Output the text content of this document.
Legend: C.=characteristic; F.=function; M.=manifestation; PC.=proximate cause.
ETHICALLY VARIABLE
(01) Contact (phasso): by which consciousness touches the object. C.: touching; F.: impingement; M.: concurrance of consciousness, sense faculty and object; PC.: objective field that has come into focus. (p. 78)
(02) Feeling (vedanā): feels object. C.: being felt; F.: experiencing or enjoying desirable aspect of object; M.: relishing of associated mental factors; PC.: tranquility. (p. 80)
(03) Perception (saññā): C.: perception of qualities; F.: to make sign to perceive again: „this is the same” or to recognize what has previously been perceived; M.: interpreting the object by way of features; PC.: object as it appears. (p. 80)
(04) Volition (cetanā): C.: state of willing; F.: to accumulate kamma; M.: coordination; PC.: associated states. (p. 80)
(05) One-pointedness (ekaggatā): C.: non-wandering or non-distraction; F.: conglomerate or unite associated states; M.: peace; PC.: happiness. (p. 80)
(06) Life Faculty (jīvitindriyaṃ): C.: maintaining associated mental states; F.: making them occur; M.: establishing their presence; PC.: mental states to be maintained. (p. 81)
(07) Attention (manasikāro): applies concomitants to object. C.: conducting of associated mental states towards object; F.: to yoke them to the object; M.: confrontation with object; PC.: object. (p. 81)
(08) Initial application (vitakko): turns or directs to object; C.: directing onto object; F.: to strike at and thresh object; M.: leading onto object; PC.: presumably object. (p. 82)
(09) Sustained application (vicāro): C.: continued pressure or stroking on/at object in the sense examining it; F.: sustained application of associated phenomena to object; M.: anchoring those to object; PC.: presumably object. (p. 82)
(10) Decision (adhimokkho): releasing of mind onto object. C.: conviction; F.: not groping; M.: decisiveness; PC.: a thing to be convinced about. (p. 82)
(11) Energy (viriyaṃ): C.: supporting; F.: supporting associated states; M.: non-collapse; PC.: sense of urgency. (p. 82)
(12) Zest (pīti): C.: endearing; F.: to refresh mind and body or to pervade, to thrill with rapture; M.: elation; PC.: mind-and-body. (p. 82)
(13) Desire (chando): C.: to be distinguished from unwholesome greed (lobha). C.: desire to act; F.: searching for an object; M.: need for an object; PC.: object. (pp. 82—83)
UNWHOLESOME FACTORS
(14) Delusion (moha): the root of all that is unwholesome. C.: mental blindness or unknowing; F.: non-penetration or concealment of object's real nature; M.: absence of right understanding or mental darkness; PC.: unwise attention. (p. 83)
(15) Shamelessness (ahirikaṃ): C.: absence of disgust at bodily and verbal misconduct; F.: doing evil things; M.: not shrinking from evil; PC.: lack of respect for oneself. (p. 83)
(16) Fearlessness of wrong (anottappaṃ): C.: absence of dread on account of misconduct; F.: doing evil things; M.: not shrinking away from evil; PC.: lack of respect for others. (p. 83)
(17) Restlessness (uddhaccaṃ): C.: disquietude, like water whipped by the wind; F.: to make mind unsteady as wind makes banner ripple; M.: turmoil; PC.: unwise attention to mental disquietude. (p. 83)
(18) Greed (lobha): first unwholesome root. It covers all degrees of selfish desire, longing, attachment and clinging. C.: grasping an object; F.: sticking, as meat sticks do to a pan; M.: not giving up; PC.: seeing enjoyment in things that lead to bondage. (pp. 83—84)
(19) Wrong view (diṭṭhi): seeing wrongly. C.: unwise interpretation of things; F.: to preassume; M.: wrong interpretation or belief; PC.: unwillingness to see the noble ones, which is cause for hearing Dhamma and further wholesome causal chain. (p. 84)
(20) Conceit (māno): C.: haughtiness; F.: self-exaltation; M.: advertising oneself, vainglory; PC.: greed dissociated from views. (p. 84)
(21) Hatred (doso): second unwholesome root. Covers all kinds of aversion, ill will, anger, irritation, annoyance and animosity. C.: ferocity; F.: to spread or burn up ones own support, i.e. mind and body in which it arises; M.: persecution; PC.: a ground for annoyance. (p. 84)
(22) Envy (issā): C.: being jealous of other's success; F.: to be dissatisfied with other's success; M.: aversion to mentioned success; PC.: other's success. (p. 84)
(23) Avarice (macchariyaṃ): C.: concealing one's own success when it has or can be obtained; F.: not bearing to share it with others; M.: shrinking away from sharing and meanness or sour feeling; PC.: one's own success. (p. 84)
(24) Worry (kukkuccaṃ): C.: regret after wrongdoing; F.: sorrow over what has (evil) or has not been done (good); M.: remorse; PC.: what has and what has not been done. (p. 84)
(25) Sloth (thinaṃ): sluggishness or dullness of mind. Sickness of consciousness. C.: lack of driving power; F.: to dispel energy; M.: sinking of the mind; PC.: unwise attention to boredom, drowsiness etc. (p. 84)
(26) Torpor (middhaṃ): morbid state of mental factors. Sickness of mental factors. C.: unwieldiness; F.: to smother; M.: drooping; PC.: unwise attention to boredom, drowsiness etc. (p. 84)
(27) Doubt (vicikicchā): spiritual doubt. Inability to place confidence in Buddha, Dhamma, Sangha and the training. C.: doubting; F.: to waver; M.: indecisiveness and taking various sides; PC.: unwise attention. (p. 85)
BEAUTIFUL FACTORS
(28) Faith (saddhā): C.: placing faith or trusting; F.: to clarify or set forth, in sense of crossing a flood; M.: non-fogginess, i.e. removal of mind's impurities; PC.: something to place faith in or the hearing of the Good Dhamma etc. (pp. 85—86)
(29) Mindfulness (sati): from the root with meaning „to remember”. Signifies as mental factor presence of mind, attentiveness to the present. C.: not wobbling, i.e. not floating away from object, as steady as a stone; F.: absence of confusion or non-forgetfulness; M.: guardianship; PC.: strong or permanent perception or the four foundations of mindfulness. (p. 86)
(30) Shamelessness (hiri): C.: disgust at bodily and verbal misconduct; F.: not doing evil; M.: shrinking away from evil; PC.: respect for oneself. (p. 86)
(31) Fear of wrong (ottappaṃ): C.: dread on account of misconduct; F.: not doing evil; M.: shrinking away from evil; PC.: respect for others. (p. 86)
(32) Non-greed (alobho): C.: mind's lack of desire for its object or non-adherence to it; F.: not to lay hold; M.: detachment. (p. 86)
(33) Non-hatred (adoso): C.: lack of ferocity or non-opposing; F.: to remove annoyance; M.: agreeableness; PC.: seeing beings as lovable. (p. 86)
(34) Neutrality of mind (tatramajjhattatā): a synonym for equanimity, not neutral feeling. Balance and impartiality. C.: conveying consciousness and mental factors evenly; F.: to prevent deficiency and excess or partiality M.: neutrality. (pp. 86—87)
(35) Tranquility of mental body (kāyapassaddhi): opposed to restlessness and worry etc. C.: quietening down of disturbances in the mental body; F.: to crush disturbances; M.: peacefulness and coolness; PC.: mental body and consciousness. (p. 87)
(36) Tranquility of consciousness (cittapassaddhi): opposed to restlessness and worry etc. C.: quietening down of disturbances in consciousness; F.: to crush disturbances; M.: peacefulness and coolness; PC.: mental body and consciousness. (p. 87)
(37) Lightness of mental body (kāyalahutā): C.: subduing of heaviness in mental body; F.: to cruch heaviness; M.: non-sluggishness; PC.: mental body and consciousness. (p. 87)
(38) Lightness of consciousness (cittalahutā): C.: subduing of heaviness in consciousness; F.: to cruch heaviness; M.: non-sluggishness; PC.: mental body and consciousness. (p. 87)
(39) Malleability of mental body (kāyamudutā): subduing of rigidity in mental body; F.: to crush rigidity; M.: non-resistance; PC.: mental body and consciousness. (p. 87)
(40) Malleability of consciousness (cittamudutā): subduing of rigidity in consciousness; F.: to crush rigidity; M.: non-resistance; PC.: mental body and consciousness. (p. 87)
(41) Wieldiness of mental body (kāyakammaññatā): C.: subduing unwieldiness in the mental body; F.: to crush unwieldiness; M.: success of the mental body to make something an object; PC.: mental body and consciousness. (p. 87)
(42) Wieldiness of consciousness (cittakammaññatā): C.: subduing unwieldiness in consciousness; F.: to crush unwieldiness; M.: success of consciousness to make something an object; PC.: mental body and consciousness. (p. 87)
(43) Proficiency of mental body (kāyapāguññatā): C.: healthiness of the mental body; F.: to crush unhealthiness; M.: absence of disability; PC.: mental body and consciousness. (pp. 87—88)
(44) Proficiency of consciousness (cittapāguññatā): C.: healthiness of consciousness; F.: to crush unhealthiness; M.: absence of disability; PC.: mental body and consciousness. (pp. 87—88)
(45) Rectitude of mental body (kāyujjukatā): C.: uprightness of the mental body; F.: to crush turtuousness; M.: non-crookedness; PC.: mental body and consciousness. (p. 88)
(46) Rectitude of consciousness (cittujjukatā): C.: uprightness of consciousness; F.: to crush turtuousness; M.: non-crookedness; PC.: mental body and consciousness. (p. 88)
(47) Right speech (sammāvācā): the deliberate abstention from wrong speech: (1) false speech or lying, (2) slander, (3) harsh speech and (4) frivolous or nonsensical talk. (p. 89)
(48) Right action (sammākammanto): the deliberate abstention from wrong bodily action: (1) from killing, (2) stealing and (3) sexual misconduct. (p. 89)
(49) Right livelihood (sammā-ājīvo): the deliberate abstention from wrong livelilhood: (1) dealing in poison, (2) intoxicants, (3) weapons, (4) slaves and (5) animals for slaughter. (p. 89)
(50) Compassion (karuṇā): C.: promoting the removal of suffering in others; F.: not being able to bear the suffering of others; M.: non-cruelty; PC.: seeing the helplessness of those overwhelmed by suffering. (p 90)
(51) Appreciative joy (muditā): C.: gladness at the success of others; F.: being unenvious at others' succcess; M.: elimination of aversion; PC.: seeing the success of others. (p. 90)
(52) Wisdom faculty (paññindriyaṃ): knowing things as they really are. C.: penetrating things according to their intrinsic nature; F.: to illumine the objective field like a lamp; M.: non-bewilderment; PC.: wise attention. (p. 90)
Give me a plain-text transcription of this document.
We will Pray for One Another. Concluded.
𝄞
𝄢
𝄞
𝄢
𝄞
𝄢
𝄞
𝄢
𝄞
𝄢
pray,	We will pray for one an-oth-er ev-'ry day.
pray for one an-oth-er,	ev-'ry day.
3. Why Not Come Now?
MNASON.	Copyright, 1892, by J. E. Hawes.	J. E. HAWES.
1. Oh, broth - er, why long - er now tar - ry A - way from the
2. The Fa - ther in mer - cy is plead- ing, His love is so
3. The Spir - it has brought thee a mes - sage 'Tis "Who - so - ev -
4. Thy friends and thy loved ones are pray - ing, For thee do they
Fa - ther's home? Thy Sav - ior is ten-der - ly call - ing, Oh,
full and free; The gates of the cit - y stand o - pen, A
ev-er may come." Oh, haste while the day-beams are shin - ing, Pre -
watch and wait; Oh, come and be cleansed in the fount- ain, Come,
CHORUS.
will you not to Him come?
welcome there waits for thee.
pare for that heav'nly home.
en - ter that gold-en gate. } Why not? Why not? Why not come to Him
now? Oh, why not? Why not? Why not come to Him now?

§ Brief:
Every line of the records that includes the word "those" should be gathered.

§ Correct response:
(09) Sustained application (vicāro): C.: continued pressure or stroking on/at object in the sense examining it; F.: sustained application of associated phenomena to object; M.: anchoring those to object; PC.: presumably object. (p. 82)
(50) Compassion (karuṇā): C.: promoting the removal of suffering in others; F.: not being able to bear the suffering of others; M.: non-cruelty; PC.: seeing the helplessness of those overwhelmed by suffering. (p 90)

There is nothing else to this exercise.